TASK BRIEF:
From the listing below, extract each line containing the string "data".
.....
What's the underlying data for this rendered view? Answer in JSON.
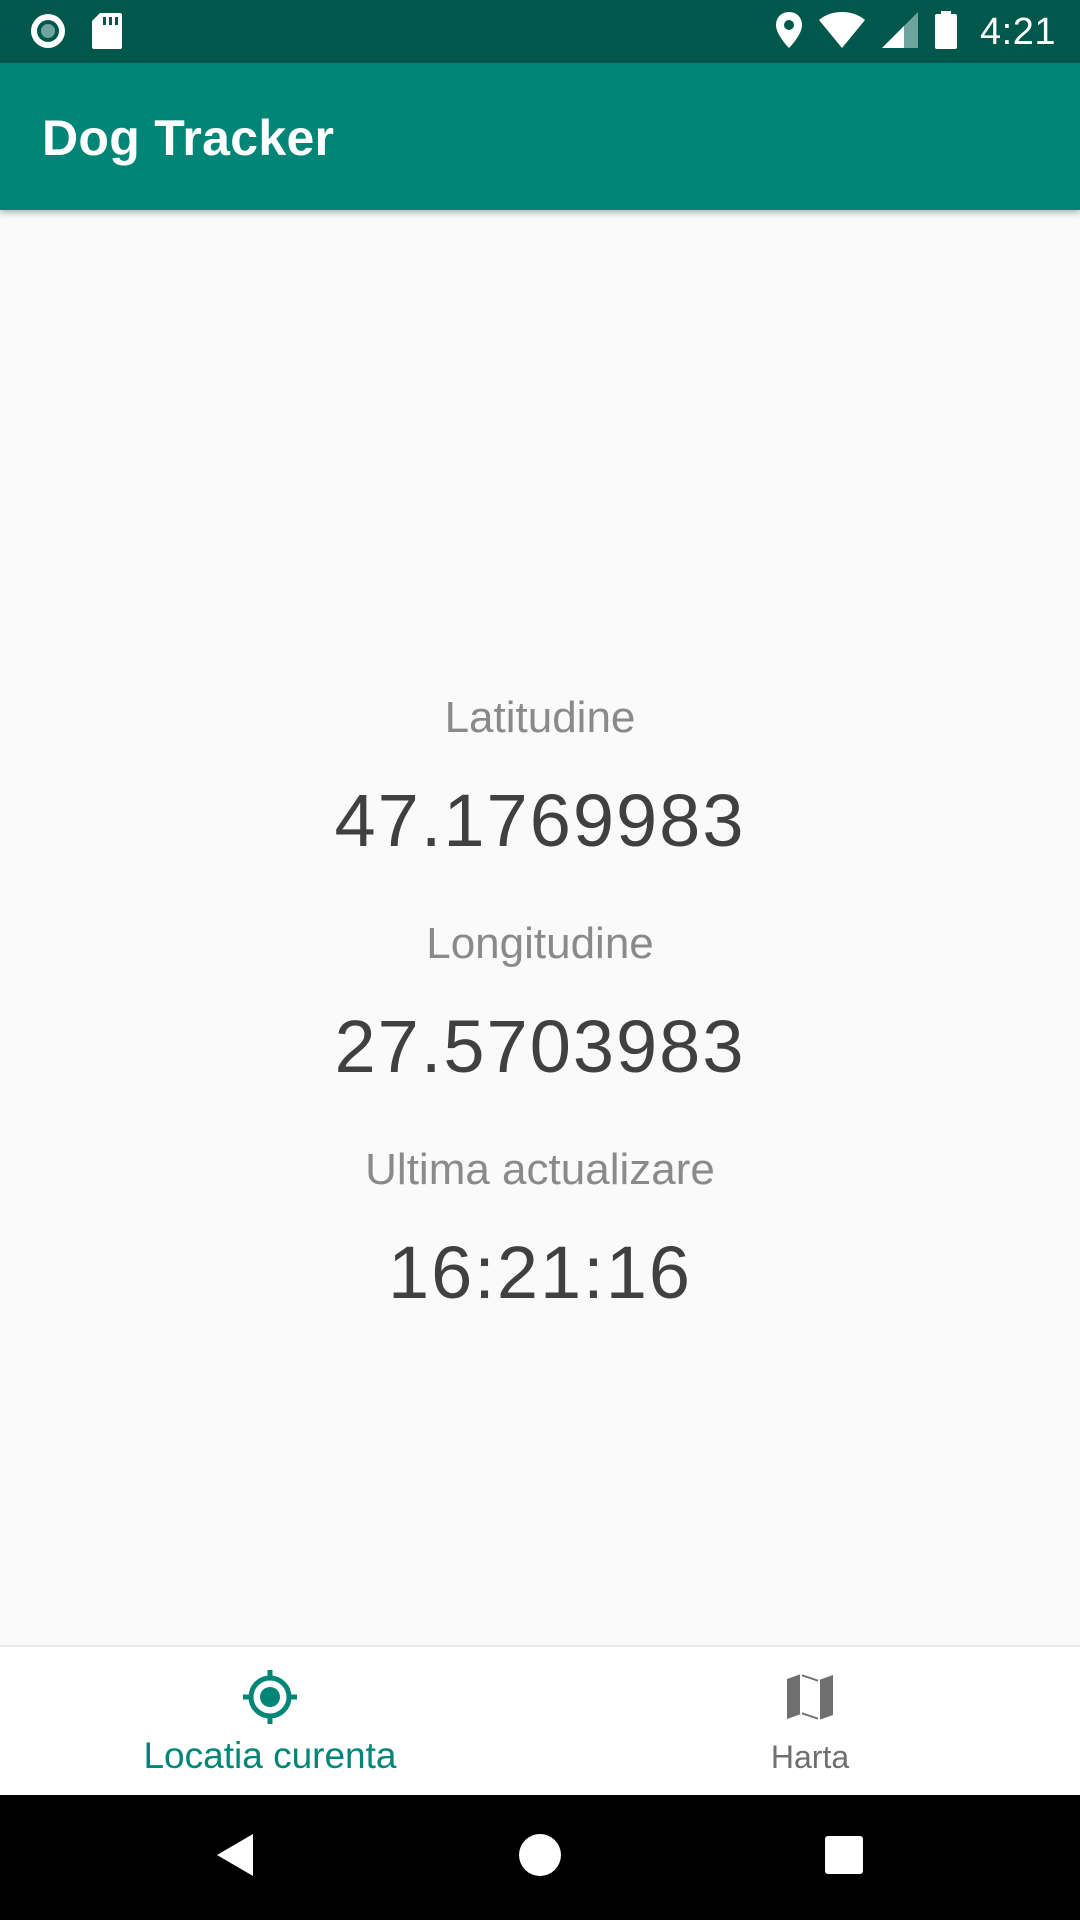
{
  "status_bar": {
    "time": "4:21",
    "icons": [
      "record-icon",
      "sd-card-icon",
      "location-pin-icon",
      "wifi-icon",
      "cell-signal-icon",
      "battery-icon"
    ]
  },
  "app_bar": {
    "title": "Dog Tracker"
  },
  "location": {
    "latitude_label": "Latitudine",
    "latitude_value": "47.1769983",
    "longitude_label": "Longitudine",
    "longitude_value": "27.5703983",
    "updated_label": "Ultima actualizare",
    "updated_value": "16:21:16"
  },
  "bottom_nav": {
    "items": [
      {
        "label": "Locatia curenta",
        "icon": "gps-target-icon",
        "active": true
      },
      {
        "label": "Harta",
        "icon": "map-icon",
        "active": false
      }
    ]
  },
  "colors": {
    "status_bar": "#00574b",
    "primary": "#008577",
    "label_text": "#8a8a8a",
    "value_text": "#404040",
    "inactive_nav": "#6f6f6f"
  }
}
.....
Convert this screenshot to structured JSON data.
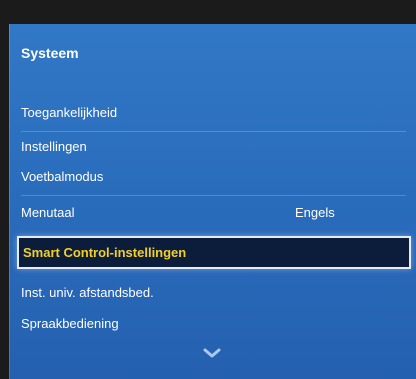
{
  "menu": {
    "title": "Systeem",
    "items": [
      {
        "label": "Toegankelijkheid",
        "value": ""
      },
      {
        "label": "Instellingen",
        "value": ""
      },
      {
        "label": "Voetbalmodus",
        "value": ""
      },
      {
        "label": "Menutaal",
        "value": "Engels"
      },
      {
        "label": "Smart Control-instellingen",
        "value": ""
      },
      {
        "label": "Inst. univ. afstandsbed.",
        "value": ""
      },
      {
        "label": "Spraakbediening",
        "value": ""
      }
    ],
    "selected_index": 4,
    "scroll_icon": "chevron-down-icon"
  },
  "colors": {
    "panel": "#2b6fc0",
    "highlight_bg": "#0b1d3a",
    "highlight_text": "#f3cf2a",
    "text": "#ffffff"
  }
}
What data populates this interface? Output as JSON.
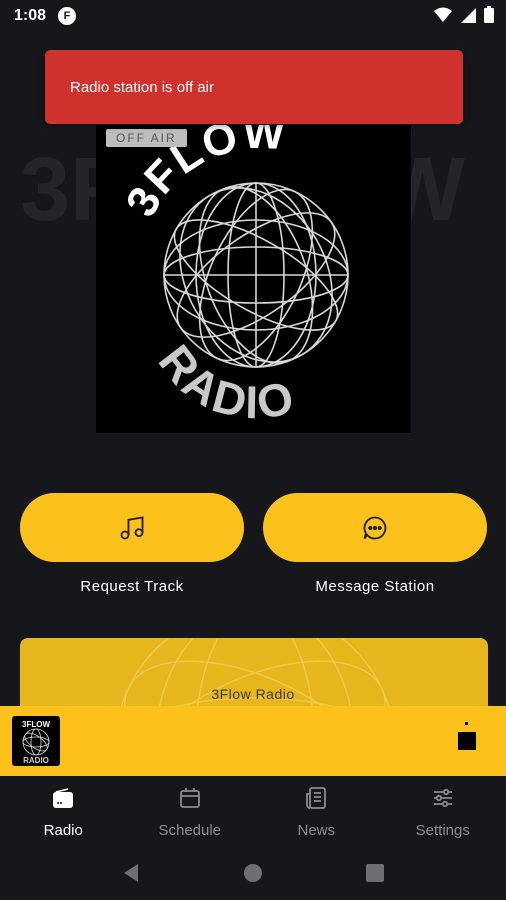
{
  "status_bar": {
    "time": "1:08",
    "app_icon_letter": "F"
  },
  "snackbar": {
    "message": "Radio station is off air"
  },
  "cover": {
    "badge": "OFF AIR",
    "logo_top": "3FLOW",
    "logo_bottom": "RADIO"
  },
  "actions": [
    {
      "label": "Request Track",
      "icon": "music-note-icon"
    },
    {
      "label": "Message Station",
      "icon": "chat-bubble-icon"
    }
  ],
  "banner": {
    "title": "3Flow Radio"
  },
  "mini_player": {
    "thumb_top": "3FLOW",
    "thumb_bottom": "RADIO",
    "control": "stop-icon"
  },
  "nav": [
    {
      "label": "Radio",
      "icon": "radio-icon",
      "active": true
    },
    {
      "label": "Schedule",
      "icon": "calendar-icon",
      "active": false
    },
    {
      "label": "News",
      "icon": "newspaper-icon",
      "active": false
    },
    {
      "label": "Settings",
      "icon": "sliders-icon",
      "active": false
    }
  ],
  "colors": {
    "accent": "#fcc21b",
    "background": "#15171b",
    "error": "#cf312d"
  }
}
.....
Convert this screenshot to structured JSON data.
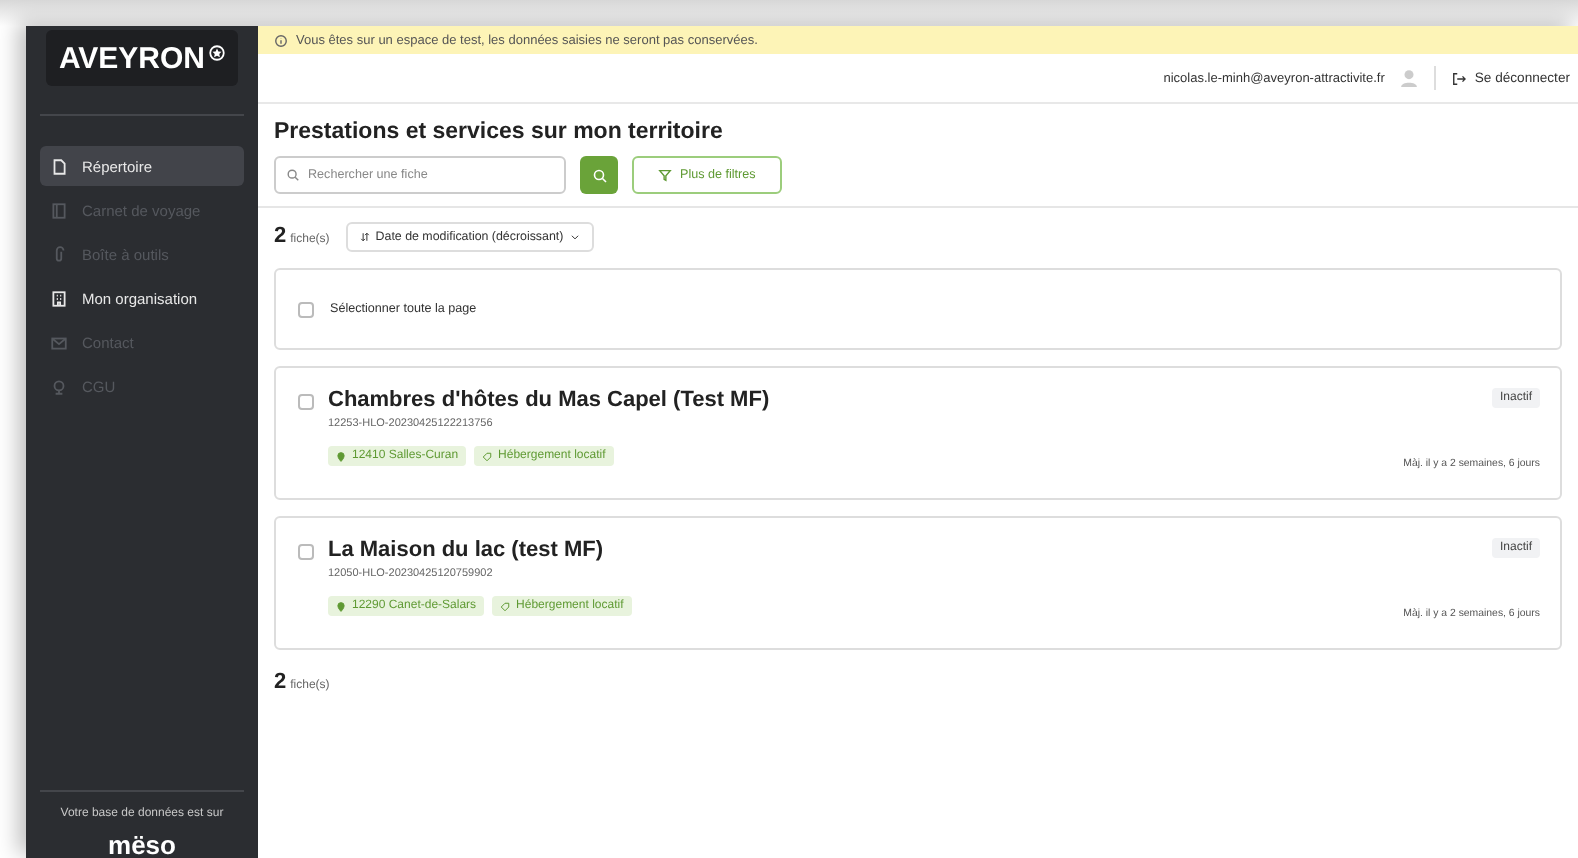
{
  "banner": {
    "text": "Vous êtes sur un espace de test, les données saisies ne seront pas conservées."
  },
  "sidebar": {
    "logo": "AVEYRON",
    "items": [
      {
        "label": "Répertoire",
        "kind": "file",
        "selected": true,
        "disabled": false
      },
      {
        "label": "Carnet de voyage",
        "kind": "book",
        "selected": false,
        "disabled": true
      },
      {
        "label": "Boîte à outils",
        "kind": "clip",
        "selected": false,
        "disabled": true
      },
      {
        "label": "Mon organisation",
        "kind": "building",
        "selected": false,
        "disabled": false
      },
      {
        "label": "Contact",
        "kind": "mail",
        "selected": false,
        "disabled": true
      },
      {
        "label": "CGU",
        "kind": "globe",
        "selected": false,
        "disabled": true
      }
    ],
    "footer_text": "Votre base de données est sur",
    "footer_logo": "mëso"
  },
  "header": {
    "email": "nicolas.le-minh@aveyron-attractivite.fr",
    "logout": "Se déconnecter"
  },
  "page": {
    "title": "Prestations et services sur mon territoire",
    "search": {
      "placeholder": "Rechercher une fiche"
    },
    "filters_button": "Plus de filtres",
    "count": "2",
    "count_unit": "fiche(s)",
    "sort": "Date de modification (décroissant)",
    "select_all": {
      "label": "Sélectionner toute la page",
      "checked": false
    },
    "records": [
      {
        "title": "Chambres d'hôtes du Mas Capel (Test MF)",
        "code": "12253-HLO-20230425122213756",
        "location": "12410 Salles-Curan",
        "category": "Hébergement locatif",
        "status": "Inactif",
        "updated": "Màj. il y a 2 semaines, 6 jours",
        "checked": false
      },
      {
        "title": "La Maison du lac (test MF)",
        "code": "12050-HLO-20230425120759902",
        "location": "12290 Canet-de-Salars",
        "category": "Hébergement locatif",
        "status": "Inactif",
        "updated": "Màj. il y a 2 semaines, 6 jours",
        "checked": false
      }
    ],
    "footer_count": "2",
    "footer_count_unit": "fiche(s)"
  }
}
.....
EXPECTED OUTPUT:
What's the underlying data for this rendered view? Answer in JSON.
Convert this screenshot to structured JSON data.
What data populates this interface? Output as JSON.
Convert this screenshot to structured JSON data.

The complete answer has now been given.